Material to process
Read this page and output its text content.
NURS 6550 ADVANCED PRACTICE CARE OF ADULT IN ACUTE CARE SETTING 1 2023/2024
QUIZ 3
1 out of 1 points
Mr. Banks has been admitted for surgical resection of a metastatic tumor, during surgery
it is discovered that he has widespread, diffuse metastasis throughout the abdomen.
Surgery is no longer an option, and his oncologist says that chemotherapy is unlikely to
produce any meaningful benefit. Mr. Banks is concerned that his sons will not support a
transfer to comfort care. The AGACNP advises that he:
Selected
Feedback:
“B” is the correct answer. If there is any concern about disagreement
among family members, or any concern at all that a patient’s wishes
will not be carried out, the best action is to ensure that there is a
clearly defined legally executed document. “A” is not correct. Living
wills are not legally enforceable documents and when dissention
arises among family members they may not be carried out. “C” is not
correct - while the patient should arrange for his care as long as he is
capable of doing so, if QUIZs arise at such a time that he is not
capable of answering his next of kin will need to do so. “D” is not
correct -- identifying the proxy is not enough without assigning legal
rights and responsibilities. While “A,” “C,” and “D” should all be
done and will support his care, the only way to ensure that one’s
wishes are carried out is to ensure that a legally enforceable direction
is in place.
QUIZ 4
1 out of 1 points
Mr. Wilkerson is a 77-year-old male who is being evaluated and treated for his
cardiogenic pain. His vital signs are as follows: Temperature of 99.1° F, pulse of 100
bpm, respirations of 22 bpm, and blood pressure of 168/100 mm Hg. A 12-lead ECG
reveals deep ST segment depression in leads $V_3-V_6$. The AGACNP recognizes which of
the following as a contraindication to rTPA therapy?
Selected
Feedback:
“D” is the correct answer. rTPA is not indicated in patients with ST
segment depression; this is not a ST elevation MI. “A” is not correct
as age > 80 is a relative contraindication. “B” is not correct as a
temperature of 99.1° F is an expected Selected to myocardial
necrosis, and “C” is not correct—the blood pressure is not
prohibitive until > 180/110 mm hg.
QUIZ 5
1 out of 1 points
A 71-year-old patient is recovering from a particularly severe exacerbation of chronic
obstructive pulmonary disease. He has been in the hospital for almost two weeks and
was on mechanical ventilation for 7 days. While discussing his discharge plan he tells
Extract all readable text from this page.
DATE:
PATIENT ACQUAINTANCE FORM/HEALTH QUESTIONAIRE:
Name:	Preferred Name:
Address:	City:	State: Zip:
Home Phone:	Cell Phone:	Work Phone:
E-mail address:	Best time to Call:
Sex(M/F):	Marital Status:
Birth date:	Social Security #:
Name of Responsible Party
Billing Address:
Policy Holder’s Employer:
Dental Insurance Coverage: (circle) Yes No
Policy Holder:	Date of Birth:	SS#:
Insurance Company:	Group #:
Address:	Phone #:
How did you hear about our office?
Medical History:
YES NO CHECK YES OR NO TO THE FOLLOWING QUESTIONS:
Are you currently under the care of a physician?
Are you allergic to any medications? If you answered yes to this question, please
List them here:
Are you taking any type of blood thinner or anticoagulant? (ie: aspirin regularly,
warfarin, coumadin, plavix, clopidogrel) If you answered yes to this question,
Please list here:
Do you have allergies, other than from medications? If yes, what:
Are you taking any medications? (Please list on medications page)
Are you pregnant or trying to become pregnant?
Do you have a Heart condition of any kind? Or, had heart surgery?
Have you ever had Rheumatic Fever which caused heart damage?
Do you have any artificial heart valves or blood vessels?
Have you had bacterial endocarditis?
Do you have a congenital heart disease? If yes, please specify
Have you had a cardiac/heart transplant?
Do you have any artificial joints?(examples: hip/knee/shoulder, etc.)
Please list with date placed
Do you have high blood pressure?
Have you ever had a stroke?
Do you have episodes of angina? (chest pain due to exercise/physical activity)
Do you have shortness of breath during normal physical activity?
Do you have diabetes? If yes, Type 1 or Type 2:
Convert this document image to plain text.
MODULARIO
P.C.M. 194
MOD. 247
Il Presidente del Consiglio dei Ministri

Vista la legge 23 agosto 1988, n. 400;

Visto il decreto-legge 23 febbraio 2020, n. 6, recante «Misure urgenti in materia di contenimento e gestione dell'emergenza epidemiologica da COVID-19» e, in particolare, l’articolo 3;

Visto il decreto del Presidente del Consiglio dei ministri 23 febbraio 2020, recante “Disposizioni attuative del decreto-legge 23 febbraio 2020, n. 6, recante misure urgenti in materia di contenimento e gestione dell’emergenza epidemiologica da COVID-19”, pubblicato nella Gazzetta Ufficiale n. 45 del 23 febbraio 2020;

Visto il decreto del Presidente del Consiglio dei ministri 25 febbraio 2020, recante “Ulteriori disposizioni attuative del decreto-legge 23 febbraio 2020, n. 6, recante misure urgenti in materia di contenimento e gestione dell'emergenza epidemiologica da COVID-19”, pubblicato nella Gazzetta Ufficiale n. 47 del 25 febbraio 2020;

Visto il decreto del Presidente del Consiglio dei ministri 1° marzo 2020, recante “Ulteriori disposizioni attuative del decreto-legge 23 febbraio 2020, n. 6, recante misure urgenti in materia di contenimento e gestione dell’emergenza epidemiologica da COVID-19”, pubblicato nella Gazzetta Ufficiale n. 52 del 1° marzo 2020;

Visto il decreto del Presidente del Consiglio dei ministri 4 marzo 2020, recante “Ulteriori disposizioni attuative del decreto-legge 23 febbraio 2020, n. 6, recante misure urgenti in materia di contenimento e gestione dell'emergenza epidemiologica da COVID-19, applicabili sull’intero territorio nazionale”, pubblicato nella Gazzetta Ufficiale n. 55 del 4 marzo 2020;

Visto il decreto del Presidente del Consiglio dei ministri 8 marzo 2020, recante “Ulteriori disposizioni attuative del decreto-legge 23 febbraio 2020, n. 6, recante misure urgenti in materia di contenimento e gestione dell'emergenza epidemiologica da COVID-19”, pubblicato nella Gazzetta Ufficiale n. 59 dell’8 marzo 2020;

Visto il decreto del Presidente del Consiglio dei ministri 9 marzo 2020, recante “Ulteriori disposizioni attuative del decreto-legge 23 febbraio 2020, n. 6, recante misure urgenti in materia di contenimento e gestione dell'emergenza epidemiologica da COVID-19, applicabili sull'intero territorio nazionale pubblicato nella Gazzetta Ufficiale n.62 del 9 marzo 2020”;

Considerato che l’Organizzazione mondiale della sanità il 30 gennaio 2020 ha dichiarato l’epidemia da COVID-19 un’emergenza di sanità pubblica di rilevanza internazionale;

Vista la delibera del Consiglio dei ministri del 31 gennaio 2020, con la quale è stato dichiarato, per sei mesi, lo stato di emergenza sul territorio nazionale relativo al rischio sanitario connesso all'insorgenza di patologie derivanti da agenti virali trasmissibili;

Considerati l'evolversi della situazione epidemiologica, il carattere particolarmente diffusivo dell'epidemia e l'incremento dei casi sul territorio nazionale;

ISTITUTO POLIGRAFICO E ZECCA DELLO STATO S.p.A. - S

Task to complete
Only the data above, repeated exactly, should make up the reply.

Problem solution
Read this page and output its text content.
NURS 6550 ADVANCED PRACTICE CARE OF ADULT IN ACUTE CARE SETTING 1 2023/2024
QUIZ 3
1 out of 1 points
Mr. Banks has been admitted for surgical resection of a metastatic tumor, during surgery
it is discovered that he has widespread, diffuse metastasis throughout the abdomen.
Surgery is no longer an option, and his oncologist says that chemotherapy is unlikely to
produce any meaningful benefit. Mr. Banks is concerned that his sons will not support a
transfer to comfort care. The AGACNP advises that he:
Selected
Feedback:
“B” is the correct answer. If there is any concern about disagreement
among family members, or any concern at all that a patient’s wishes
will not be carried out, the best action is to ensure that there is a
clearly defined legally executed document. “A” is not correct. Living
wills are not legally enforceable documents and when dissention
arises among family members they may not be carried out. “C” is not
correct - while the patient should arrange for his care as long as he is
capable of doing so, if QUIZs arise at such a time that he is not
capable of answering his next of kin will need to do so. “D” is not
correct -- identifying the proxy is not enough without assigning legal
rights and responsibilities. While “A,” “C,” and “D” should all be
done and will support his care, the only way to ensure that one’s
wishes are carried out is to ensure that a legally enforceable direction
is in place.
QUIZ 4
1 out of 1 points
Mr. Wilkerson is a 77-year-old male who is being evaluated and treated for his
cardiogenic pain. His vital signs are as follows: Temperature of 99.1° F, pulse of 100
bpm, respirations of 22 bpm, and blood pressure of 168/100 mm Hg. A 12-lead ECG
reveals deep ST segment depression in leads $V_3-V_6$. The AGACNP recognizes which of
the following as a contraindication to rTPA therapy?
Selected
Feedback:
“D” is the correct answer. rTPA is not indicated in patients with ST
segment depression; this is not a ST elevation MI. “A” is not correct
as age > 80 is a relative contraindication. “B” is not correct as a
temperature of 99.1° F is an expected Selected to myocardial
necrosis, and “C” is not correct—the blood pressure is not
prohibitive until > 180/110 mm hg.
QUIZ 5
1 out of 1 points
A 71-year-old patient is recovering from a particularly severe exacerbation of chronic
obstructive pulmonary disease. He has been in the hospital for almost two weeks and
was on mechanical ventilation for 7 days. While discussing his discharge plan he tells
Extract all readable text from this page.
DATE:
PATIENT ACQUAINTANCE FORM/HEALTH QUESTIONAIRE:
Name:	Preferred Name:
Address:	City:	State: Zip:
Home Phone:	Cell Phone:	Work Phone:
E-mail address:	Best time to Call:
Sex(M/F):	Marital Status:
Birth date:	Social Security #:
Name of Responsible Party
Billing Address:
Policy Holder’s Employer:
Dental Insurance Coverage: (circle) Yes No
Policy Holder:	Date of Birth:	SS#:
Insurance Company:	Group #:
Address:	Phone #:
How did you hear about our office?
Medical History:
YES NO CHECK YES OR NO TO THE FOLLOWING QUESTIONS:
Are you currently under the care of a physician?
Are you allergic to any medications? If you answered yes to this question, please
List them here:
Are you taking any type of blood thinner or anticoagulant? (ie: aspirin regularly,
warfarin, coumadin, plavix, clopidogrel) If you answered yes to this question,
Please list here:
Do you have allergies, other than from medications? If yes, what:
Are you taking any medications? (Please list on medications page)
Are you pregnant or trying to become pregnant?
Do you have a Heart condition of any kind? Or, had heart surgery?
Have you ever had Rheumatic Fever which caused heart damage?
Do you have any artificial heart valves or blood vessels?
Have you had bacterial endocarditis?
Do you have a congenital heart disease? If yes, please specify
Have you had a cardiac/heart transplant?
Do you have any artificial joints?(examples: hip/knee/shoulder, etc.)
Please list with date placed
Do you have high blood pressure?
Have you ever had a stroke?
Do you have episodes of angina? (chest pain due to exercise/physical activity)
Do you have shortness of breath during normal physical activity?
Do you have diabetes? If yes, Type 1 or Type 2:
Convert this document image to plain text.
MODULARIO
P.C.M. 194
MOD. 247
Il Presidente del Consiglio dei Ministri

Vista la legge 23 agosto 1988, n. 400;

Visto il decreto-legge 23 febbraio 2020, n. 6, recante «Misure urgenti in materia di contenimento e gestione dell'emergenza epidemiologica da COVID-19» e, in particolare, l’articolo 3;

Visto il decreto del Presidente del Consiglio dei ministri 23 febbraio 2020, recante “Disposizioni attuative del decreto-legge 23 febbraio 2020, n. 6, recante misure urgenti in materia di contenimento e gestione dell’emergenza epidemiologica da COVID-19”, pubblicato nella Gazzetta Ufficiale n. 45 del 23 febbraio 2020;

Visto il decreto del Presidente del Consiglio dei ministri 25 febbraio 2020, recante “Ulteriori disposizioni attuative del decreto-legge 23 febbraio 2020, n. 6, recante misure urgenti in materia di contenimento e gestione dell'emergenza epidemiologica da COVID-19”, pubblicato nella Gazzetta Ufficiale n. 47 del 25 febbraio 2020;

Visto il decreto del Presidente del Consiglio dei ministri 1° marzo 2020, recante “Ulteriori disposizioni attuative del decreto-legge 23 febbraio 2020, n. 6, recante misure urgenti in materia di contenimento e gestione dell’emergenza epidemiologica da COVID-19”, pubblicato nella Gazzetta Ufficiale n. 52 del 1° marzo 2020;

Visto il decreto del Presidente del Consiglio dei ministri 4 marzo 2020, recante “Ulteriori disposizioni attuative del decreto-legge 23 febbraio 2020, n. 6, recante misure urgenti in materia di contenimento e gestione dell'emergenza epidemiologica da COVID-19, applicabili sull’intero territorio nazionale”, pubblicato nella Gazzetta Ufficiale n. 55 del 4 marzo 2020;

Visto il decreto del Presidente del Consiglio dei ministri 8 marzo 2020, recante “Ulteriori disposizioni attuative del decreto-legge 23 febbraio 2020, n. 6, recante misure urgenti in materia di contenimento e gestione dell'emergenza epidemiologica da COVID-19”, pubblicato nella Gazzetta Ufficiale n. 59 dell’8 marzo 2020;

Visto il decreto del Presidente del Consiglio dei ministri 9 marzo 2020, recante “Ulteriori disposizioni attuative del decreto-legge 23 febbraio 2020, n. 6, recante misure urgenti in materia di contenimento e gestione dell'emergenza epidemiologica da COVID-19, applicabili sull'intero territorio nazionale pubblicato nella Gazzetta Ufficiale n.62 del 9 marzo 2020”;

Considerato che l’Organizzazione mondiale della sanità il 30 gennaio 2020 ha dichiarato l’epidemia da COVID-19 un’emergenza di sanità pubblica di rilevanza internazionale;

Vista la delibera del Consiglio dei ministri del 31 gennaio 2020, con la quale è stato dichiarato, per sei mesi, lo stato di emergenza sul territorio nazionale relativo al rischio sanitario connesso all'insorgenza di patologie derivanti da agenti virali trasmissibili;

Considerati l'evolversi della situazione epidemiologica, il carattere particolarmente diffusivo dell'epidemia e l'incremento dei casi sul territorio nazionale;

ISTITUTO POLIGRAFICO E ZECCA DELLO STATO S.p.A. - S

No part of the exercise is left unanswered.